[Stored entries]
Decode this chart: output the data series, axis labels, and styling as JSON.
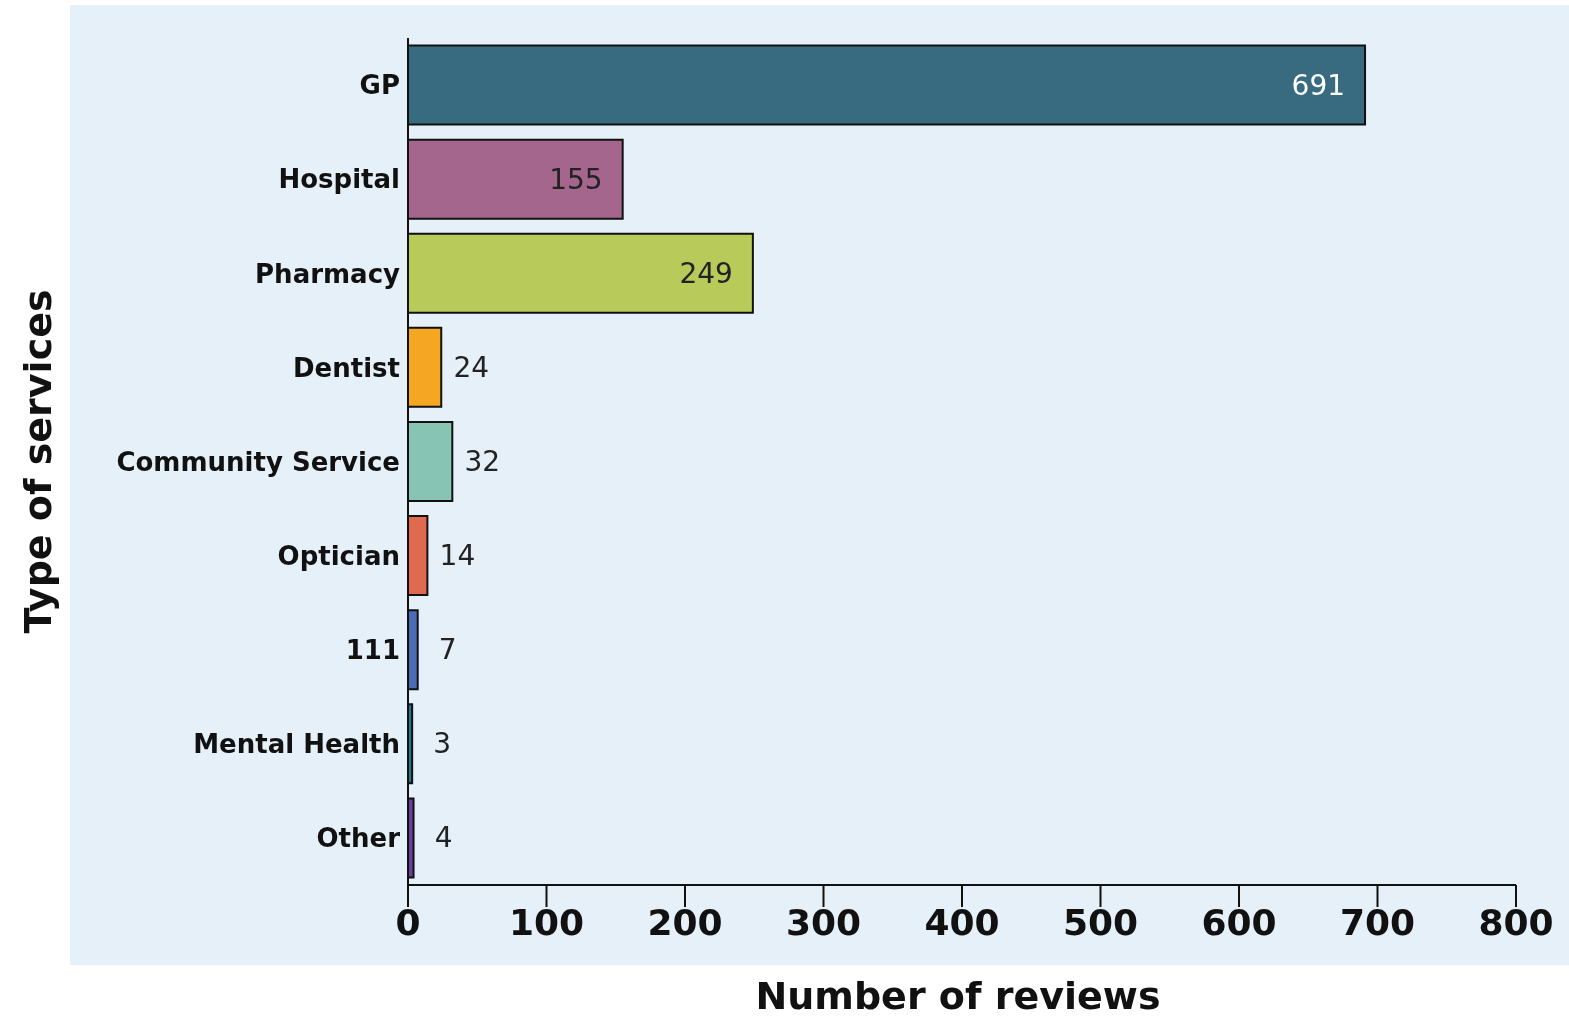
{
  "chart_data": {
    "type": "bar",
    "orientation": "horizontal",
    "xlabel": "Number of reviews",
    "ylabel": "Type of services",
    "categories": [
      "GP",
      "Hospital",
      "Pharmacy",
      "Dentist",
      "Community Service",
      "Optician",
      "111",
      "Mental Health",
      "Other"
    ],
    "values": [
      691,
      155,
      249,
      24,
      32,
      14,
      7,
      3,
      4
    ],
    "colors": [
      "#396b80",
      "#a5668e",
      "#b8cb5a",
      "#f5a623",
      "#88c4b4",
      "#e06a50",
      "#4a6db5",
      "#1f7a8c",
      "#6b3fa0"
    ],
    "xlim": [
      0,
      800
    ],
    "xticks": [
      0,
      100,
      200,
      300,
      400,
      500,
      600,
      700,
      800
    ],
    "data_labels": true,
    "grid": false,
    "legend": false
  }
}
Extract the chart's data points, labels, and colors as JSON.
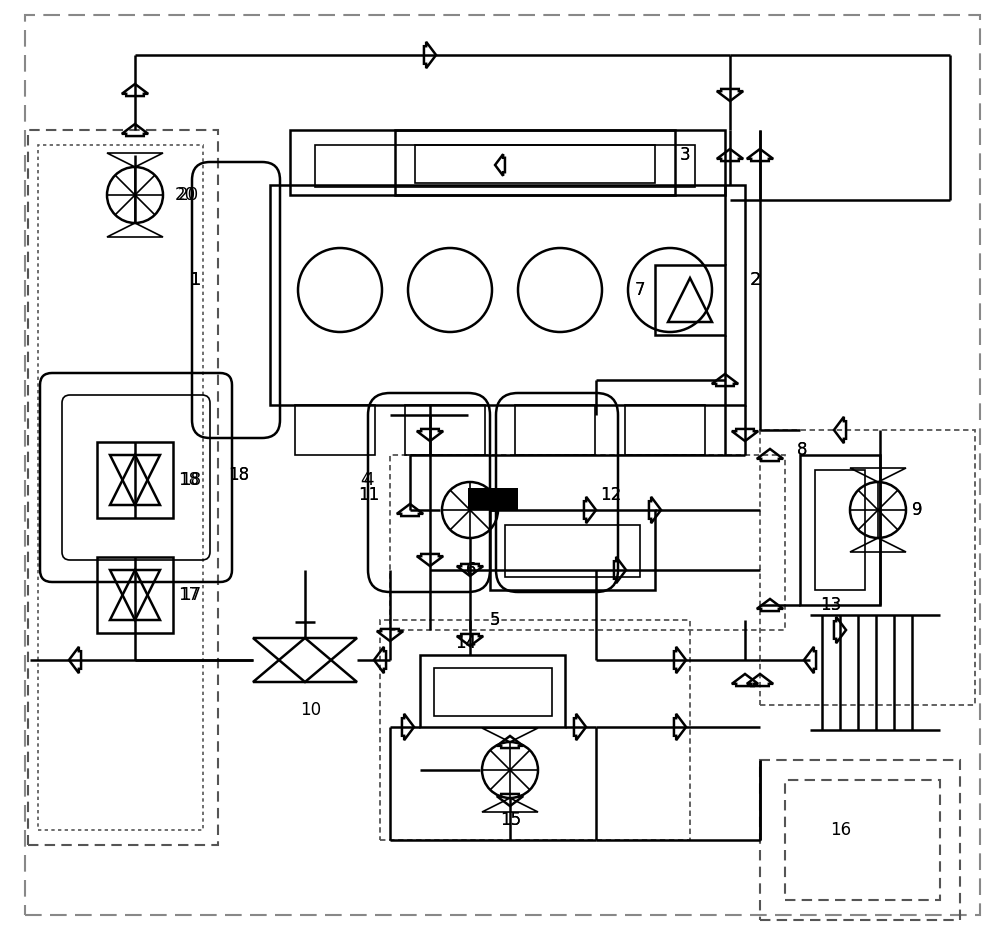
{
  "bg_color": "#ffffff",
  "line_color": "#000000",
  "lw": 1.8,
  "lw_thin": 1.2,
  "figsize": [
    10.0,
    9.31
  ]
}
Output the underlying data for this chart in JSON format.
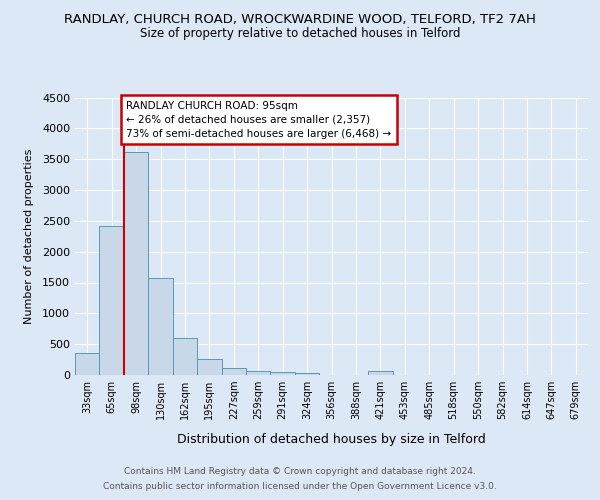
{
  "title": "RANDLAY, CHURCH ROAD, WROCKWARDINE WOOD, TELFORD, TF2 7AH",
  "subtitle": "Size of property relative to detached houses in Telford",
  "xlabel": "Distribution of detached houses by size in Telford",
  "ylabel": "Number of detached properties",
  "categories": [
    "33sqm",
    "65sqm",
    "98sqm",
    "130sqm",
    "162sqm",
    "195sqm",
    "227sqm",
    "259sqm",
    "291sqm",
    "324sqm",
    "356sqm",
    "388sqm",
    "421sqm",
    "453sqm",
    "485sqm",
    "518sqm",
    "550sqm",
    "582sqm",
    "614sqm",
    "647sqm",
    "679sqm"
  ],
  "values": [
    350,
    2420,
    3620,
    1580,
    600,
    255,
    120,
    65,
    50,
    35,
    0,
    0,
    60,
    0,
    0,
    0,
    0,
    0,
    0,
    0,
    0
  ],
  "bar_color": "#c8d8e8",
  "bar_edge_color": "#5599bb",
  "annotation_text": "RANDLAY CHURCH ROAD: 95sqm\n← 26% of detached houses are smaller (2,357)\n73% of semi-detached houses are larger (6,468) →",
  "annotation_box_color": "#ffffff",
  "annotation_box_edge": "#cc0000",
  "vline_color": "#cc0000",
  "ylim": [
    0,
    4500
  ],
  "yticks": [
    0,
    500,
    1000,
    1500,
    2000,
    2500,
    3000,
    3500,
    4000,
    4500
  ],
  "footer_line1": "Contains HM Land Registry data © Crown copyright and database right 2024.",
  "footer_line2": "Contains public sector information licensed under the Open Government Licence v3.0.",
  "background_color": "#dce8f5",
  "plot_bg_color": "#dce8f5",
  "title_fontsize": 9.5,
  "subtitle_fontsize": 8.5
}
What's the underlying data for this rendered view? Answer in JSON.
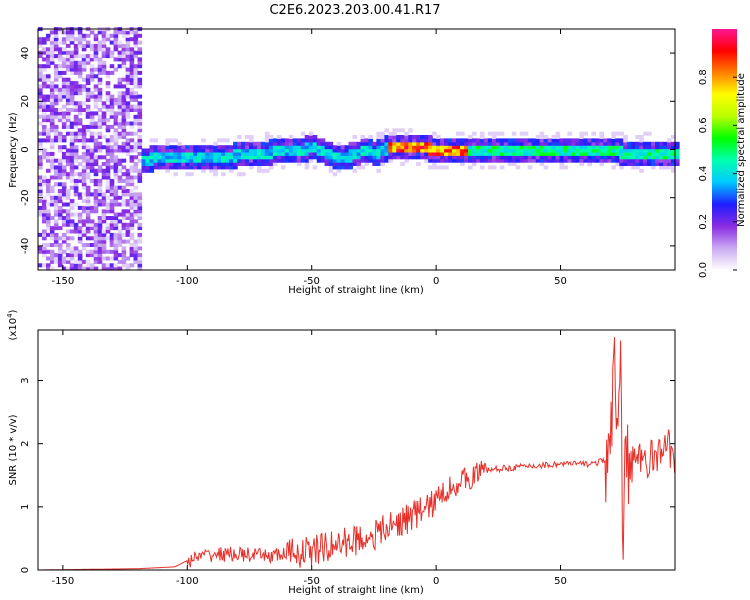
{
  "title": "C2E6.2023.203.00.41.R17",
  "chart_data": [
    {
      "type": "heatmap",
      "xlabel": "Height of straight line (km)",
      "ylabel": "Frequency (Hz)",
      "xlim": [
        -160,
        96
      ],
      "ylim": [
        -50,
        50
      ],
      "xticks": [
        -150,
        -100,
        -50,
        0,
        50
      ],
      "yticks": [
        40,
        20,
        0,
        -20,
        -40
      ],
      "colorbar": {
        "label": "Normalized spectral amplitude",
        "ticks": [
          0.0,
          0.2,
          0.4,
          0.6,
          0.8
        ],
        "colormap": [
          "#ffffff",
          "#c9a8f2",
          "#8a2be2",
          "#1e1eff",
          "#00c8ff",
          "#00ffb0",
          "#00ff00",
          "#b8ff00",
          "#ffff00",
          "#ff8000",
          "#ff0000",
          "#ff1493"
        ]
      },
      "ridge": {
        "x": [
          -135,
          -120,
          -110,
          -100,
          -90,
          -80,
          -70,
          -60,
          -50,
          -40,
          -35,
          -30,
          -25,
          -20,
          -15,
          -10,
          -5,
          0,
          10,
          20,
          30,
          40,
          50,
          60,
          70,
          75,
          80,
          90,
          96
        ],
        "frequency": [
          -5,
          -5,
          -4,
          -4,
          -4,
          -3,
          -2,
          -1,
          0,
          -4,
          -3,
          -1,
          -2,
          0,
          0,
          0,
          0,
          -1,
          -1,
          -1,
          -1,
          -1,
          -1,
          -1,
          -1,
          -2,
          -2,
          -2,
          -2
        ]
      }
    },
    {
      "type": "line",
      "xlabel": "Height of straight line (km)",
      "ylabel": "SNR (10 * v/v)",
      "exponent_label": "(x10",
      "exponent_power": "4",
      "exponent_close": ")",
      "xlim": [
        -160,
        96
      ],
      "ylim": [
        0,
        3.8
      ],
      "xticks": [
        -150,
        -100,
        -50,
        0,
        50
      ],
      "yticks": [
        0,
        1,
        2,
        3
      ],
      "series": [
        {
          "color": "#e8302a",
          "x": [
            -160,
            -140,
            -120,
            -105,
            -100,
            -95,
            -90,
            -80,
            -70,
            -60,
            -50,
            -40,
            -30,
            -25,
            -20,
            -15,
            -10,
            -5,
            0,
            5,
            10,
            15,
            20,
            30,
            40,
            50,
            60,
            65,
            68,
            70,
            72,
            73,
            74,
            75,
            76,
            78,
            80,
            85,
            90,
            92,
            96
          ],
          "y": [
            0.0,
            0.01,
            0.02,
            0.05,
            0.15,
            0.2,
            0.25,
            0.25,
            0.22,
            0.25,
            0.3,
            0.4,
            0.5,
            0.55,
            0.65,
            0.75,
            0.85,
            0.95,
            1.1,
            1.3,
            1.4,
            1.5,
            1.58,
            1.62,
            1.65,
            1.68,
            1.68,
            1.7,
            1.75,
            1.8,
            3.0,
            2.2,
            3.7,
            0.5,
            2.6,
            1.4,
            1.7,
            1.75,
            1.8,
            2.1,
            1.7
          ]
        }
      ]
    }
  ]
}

**Stated task**. State the count of lines above containing the string "detached", and add nothing to it.

**Exercise result**. 4